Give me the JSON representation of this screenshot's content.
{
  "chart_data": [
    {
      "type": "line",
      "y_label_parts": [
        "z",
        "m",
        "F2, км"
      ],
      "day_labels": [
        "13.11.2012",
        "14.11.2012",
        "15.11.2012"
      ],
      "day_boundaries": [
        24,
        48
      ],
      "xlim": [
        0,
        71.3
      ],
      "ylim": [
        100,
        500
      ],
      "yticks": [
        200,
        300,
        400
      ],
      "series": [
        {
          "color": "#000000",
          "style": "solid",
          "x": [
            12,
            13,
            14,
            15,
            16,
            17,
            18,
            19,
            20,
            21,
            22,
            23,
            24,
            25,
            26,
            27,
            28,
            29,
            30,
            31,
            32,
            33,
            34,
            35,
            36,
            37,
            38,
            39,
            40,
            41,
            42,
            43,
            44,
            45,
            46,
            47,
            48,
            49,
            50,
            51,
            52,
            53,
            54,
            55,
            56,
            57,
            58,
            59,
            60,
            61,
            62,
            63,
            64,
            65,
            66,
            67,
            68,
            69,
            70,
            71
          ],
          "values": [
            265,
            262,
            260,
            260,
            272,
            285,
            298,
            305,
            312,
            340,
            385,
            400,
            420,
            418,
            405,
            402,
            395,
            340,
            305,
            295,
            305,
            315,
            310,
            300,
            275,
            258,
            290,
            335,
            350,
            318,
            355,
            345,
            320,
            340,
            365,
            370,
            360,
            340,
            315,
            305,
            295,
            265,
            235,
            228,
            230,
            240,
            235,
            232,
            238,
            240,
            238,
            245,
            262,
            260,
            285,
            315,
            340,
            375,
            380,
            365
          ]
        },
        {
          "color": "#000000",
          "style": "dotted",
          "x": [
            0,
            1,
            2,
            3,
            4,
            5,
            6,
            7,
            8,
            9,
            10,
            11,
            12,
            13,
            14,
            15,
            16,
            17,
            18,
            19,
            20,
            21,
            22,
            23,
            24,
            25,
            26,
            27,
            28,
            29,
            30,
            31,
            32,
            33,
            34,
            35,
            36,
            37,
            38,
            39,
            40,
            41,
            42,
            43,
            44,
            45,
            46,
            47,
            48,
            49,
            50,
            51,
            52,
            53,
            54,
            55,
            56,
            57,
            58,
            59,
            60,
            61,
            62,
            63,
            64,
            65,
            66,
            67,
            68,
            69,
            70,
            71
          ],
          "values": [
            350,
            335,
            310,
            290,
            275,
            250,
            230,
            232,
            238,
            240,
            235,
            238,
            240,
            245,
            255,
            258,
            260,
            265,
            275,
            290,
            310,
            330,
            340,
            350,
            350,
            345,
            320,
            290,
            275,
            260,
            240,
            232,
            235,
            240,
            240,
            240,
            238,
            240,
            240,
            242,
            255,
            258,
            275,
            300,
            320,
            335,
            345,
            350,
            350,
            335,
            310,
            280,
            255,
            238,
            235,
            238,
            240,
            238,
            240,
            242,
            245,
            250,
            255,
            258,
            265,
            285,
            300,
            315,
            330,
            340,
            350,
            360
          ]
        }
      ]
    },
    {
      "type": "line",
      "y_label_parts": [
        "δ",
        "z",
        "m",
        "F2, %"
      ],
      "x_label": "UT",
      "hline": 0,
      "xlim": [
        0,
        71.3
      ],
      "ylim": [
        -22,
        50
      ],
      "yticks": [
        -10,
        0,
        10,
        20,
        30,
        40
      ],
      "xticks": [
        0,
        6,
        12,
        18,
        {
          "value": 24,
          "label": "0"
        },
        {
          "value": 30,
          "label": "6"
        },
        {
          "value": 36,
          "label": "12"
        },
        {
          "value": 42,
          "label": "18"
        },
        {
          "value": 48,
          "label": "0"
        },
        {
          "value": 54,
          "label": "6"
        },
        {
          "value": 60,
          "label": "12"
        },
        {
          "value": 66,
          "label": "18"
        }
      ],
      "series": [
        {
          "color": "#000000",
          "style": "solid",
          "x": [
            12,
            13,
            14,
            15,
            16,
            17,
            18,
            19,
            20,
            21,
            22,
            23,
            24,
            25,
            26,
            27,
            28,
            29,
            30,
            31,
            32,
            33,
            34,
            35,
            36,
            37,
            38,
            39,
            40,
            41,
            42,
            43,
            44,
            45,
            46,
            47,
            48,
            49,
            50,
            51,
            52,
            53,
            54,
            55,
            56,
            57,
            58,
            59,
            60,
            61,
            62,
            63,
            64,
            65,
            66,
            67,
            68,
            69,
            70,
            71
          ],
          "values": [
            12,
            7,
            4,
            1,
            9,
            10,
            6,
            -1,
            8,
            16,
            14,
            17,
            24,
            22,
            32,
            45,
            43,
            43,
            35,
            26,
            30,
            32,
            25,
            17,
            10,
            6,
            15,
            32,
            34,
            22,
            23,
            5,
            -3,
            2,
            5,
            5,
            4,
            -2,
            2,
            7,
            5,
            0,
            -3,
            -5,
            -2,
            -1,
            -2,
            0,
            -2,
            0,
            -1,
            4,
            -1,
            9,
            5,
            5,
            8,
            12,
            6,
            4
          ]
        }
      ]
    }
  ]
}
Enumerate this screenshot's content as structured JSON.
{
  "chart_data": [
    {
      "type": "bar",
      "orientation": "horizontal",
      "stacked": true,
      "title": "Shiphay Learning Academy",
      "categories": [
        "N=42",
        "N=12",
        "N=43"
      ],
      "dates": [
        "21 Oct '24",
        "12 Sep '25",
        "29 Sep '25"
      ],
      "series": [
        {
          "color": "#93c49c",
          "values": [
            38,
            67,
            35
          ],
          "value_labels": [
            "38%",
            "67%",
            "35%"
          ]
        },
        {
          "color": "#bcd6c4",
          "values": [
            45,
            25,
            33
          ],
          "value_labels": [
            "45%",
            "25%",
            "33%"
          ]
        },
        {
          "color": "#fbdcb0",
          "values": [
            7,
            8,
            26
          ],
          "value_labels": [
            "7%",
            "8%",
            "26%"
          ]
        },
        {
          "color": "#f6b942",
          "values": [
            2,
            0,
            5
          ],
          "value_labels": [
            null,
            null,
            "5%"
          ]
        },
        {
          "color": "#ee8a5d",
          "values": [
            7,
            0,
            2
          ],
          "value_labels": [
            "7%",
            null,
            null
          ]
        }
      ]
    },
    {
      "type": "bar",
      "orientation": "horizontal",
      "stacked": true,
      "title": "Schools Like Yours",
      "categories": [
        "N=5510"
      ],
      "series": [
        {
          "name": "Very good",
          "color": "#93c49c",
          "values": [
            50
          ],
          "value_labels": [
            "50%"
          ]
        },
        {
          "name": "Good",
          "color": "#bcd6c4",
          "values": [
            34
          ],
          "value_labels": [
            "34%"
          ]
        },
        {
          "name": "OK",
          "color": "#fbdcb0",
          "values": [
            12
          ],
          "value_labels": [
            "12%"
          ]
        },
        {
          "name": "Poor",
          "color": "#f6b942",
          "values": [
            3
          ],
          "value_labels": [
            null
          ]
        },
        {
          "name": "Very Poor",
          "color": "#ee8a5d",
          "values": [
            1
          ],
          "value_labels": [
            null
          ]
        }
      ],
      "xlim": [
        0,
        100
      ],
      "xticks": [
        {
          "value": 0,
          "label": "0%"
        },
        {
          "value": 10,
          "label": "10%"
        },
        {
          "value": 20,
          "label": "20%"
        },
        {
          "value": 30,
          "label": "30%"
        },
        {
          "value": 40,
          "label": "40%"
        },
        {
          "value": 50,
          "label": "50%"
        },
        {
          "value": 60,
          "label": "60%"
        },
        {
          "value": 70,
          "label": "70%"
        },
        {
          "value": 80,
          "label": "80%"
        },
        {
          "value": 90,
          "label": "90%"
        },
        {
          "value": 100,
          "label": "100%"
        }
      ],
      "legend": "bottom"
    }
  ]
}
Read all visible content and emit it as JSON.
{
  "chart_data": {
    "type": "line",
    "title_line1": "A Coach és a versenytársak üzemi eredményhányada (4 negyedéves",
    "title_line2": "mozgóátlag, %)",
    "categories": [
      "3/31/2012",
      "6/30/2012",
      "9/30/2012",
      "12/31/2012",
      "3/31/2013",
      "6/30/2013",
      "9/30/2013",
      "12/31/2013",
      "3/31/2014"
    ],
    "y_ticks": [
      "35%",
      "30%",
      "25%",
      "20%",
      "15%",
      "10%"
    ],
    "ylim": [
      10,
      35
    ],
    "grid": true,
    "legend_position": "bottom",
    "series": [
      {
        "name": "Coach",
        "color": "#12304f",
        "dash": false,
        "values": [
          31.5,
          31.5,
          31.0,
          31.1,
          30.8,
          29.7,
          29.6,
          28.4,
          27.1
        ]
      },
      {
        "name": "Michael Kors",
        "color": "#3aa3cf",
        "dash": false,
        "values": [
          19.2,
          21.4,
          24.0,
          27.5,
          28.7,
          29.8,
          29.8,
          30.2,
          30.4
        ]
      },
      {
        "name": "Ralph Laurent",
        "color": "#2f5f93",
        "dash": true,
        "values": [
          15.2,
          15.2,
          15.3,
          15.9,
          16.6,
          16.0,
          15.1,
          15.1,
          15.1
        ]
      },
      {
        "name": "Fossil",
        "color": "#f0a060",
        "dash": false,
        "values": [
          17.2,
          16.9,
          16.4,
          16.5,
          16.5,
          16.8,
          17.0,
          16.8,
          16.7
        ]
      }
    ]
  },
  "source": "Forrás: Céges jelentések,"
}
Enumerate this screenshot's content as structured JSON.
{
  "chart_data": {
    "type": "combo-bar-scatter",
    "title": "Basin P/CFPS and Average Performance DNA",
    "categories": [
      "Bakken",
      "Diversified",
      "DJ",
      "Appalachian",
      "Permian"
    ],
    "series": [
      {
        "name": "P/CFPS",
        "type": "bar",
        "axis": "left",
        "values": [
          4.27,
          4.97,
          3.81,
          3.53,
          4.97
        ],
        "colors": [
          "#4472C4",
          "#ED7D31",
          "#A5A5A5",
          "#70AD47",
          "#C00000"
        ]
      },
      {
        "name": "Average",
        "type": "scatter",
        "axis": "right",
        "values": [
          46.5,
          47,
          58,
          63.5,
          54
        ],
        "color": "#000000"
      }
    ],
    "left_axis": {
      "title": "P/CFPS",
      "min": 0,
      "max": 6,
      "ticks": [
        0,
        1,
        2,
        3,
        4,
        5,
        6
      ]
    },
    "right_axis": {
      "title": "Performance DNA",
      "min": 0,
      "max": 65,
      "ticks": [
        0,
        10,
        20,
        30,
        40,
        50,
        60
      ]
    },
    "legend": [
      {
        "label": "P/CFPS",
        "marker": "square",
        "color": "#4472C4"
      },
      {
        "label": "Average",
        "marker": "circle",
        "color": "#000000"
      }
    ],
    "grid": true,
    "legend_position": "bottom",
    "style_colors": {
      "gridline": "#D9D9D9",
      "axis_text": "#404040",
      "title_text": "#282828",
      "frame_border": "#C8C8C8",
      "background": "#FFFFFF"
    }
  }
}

### WRITTEN REQUEST
Find every line holding the word "JSON"; give their count and nothing else.

### SOLVED PROBLEM
4